• **Article**
** start **

Hank Lake is still covered in ice but pairs of Canadian geese are scoping out the real estate, leading to lengthy waddling chases, comical to watch and accompanied by a din of honking. Even bystander geese feel the need to join in, lifting their wings and commenting, and the resulting ruckus is clearly audible in the house. The dogs offer to put a quick end to the goose house hunting, too.
The woods still have snow cover but around every tree trunk is a small oasis of bare ground. Voles run frenetically between these patches of brown, on some sort of urgent mission of their own. And the woods are alive with birdcalls, absent since last fall, as migrants return. The Goldfinches are rapidly turning from dull olive to their trademark bright yellow as we watch.
At least one of our resident Ruffled Grouse has survived and is frequenting the area of the drumming log, although I haven't heard drumming yet. And the deer are moving, with the weather break just in time for some of them heavily stressed by winter. I see their tracks, while marveling at their amazing ability to remain unseen.
Popple trees have tiny buds and there are pussy willows in the ditches full of snowmelt. Food is more easily accessible, and the business of reproduction can begin for all our local plants and animals.
I have already made note of dirty windows and dust, so a full-on compulsion of spring cleaning is on my horizon. The horse blankets will be washed and packed away and Oscar the Grouch and Ugly Betty crave the shedding blade to pull out their itchy winter hair. Wolfgang is "blowing" his dense coat. Despite my daily efforts with the "Furminator" brush there are clumps of dog hair everywhere.
Our little country church observes another rite that is a sure sign of spring " the church basement Lenten Friday fish fry. Everyone gets involved " the youngsters as enthused if unpolished servers; the adults as cooks and dishwashers; and everybody as dessert bakers. Instead of brief greetings as we rush to our frigid cars after Mass, we chat over plates of great food and reconnect after the long winter. It is a wildly popular fund-raiser, but it is also a community builder. I am astonished to see between 770 and 1,000 dinners flow out of that little basement kitchen on a single Friday night.
We will have a few setbacks I know " another cold snap and snowfall or two, but the momentum is now unstoppable. Spring is here, and all God's creatures are more than ready for it.

** end **

• **Given exercise A**
Translate this sentence from the essay on early spring into Spanish: "The woods still have snow cover but around every tree trunk is a small oasis of bare ground."
• **Given exercise B**
Reproduce the passage of the essay on early spring from "Hank Lake is" up to and including "house hunting, too.".

• **Data provided**
** start **

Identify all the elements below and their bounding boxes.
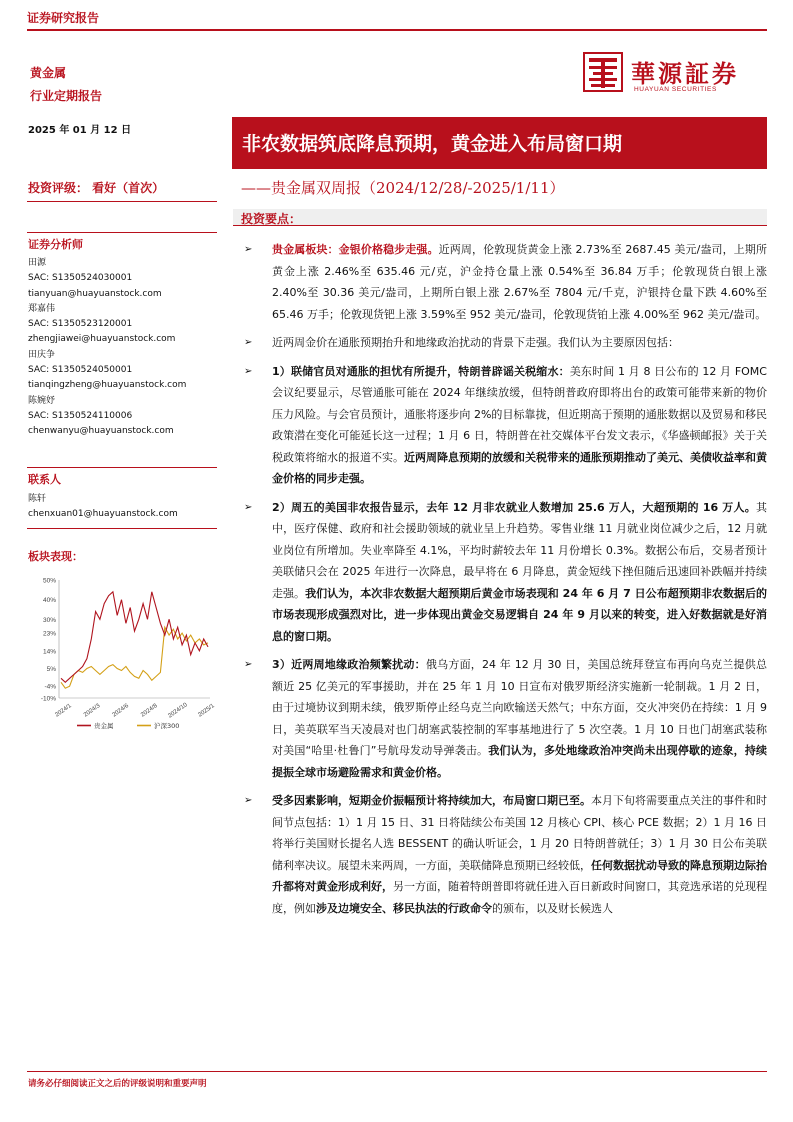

** end **

• **Written response A**
El bosque todavía tiene una capa de nieve, pero alrededor de cada tronco de árbol hay un pequeño oasis de tierra descubierta.

• **Written response B**
Hank Lake is still covered in ice but pairs of Canadian geese are scoping out the real estate, leading to lengthy waddling chases, comical to watch and accompanied by a din of honking. Even bystander geese feel the need to join in, lifting their wings and commenting, and the resulting ruckus is clearly audible in the house. The dogs offer to put a quick end to the goose house hunting, too.